What you have to do » Pick out each line containing the string "content" and copy it.

Data excerpts »
"""

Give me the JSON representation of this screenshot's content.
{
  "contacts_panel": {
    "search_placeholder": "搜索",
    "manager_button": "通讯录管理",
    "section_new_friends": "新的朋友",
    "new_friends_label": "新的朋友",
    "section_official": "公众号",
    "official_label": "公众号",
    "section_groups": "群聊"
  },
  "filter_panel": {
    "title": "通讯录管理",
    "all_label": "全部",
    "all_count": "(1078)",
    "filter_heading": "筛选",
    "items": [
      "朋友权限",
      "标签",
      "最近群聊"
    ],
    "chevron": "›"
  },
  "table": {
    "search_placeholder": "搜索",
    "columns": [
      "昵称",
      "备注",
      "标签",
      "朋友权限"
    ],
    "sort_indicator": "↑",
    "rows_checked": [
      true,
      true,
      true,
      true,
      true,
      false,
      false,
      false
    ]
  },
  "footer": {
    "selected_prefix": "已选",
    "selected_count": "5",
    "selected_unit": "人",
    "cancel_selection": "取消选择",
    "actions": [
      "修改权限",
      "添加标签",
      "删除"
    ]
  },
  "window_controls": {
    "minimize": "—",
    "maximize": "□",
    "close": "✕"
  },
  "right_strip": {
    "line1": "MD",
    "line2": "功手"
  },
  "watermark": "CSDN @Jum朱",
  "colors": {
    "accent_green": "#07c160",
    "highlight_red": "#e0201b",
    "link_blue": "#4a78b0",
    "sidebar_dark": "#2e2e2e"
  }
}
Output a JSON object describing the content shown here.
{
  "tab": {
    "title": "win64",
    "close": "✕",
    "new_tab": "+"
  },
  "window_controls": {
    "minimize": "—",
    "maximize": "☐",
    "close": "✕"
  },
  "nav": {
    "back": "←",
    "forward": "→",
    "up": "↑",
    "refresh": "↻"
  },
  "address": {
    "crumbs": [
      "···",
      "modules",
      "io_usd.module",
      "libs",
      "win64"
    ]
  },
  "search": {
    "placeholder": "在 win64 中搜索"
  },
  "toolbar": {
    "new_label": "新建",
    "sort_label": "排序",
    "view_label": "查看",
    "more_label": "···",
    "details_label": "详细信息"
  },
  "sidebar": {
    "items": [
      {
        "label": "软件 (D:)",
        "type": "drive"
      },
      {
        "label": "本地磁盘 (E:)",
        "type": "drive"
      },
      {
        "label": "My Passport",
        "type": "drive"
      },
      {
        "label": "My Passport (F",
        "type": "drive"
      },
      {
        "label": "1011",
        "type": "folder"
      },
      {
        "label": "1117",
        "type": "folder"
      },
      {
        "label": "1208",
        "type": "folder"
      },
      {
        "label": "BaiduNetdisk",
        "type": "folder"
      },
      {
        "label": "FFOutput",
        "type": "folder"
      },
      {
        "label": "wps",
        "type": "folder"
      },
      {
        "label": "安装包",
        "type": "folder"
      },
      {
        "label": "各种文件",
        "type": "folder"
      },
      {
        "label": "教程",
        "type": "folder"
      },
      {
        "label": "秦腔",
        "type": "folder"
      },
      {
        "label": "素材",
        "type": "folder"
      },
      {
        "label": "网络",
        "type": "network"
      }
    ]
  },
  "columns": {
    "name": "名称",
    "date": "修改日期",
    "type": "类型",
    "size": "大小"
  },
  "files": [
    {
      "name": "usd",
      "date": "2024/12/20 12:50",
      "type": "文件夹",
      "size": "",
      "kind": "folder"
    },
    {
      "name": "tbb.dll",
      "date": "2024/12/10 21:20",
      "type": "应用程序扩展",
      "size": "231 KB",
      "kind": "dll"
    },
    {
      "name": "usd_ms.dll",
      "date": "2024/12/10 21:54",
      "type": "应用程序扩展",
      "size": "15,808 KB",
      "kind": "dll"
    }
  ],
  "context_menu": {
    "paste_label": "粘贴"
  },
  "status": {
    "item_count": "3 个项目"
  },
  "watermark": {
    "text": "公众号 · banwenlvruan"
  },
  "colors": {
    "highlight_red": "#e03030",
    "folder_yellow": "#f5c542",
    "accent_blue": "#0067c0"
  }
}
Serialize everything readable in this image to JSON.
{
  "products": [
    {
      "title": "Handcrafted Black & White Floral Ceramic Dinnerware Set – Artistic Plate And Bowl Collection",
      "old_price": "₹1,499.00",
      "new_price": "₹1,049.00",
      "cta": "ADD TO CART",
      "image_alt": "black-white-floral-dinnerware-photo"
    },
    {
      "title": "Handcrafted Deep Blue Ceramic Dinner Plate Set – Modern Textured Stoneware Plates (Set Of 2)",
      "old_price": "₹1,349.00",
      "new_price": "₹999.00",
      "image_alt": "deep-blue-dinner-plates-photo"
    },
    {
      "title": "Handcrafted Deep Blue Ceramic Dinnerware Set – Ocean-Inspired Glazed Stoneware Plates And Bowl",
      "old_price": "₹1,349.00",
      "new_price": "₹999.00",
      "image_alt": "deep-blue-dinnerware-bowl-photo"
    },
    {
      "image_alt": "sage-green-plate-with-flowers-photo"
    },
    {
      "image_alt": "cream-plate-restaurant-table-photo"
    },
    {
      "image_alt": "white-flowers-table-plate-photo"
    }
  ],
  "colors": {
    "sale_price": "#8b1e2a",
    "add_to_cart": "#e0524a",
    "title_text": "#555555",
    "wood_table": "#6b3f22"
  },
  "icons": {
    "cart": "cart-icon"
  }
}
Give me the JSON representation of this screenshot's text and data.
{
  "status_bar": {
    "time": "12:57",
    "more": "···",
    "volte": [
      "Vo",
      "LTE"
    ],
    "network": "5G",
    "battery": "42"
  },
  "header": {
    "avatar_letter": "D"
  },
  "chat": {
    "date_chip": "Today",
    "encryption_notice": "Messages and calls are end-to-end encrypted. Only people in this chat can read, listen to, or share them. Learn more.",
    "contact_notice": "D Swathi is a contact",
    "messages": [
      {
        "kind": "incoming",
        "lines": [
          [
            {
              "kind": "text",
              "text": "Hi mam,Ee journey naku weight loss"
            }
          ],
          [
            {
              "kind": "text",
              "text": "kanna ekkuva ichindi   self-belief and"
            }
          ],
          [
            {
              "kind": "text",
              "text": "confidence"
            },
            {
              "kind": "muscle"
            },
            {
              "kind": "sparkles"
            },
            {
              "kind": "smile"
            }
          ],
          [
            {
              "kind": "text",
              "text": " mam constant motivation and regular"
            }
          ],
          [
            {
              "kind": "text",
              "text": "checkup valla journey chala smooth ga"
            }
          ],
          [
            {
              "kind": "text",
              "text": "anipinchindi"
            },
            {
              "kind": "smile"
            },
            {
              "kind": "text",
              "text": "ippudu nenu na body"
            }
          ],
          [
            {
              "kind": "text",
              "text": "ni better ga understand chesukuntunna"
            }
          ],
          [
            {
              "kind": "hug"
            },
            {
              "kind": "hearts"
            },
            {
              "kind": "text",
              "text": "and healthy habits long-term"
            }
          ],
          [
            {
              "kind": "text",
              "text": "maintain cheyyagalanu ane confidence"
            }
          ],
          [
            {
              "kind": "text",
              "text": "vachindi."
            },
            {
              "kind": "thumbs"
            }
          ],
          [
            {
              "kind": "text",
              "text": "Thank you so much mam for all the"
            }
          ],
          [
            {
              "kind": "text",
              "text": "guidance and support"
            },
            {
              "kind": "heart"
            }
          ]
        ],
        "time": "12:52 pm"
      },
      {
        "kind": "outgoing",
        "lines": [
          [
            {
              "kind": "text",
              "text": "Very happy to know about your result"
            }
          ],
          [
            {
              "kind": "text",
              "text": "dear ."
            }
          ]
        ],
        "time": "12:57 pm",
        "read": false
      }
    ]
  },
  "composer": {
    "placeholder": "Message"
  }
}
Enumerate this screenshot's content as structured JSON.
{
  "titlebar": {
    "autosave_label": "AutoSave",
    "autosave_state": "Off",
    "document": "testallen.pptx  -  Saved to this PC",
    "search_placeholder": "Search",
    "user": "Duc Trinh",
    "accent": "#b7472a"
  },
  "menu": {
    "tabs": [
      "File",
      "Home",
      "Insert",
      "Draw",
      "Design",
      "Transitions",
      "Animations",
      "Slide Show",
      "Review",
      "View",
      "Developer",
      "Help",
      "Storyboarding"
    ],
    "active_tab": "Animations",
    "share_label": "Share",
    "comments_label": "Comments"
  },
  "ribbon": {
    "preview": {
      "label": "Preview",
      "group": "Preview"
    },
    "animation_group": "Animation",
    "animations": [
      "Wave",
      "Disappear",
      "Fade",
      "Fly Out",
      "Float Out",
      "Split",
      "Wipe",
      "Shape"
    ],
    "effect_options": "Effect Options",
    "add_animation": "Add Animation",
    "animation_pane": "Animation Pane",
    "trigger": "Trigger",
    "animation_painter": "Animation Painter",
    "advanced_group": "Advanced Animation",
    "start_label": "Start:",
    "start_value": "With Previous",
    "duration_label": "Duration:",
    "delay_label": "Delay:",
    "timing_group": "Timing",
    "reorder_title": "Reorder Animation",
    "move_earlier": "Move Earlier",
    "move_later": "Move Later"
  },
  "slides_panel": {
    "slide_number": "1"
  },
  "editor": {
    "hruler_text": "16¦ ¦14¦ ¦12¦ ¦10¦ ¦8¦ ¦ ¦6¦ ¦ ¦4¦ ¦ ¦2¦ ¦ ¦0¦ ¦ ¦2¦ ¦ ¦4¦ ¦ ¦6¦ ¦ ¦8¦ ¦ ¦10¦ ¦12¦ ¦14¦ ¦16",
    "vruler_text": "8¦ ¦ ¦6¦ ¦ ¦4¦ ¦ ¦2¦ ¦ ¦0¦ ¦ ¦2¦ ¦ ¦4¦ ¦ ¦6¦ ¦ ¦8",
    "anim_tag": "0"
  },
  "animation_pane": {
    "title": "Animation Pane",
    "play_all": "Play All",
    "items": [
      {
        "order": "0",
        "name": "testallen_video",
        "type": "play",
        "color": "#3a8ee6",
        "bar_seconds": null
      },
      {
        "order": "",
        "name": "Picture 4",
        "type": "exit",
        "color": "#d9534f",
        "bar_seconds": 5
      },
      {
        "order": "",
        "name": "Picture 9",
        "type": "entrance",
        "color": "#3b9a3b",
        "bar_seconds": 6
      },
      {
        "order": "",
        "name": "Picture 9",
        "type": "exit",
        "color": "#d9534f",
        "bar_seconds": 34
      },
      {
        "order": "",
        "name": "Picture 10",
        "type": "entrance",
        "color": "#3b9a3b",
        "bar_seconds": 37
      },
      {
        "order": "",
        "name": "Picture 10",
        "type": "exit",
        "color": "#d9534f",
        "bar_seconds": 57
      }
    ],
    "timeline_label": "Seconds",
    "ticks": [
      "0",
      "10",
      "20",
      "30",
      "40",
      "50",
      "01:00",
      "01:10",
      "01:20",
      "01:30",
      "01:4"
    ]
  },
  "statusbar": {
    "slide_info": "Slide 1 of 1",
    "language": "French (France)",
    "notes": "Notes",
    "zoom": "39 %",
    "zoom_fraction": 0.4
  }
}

"""

Exercise output »
Give me the JSON representation of this screenshot's content.
Output a JSON object describing the content shown here.
Enumerate this screenshot's content as structured JSON.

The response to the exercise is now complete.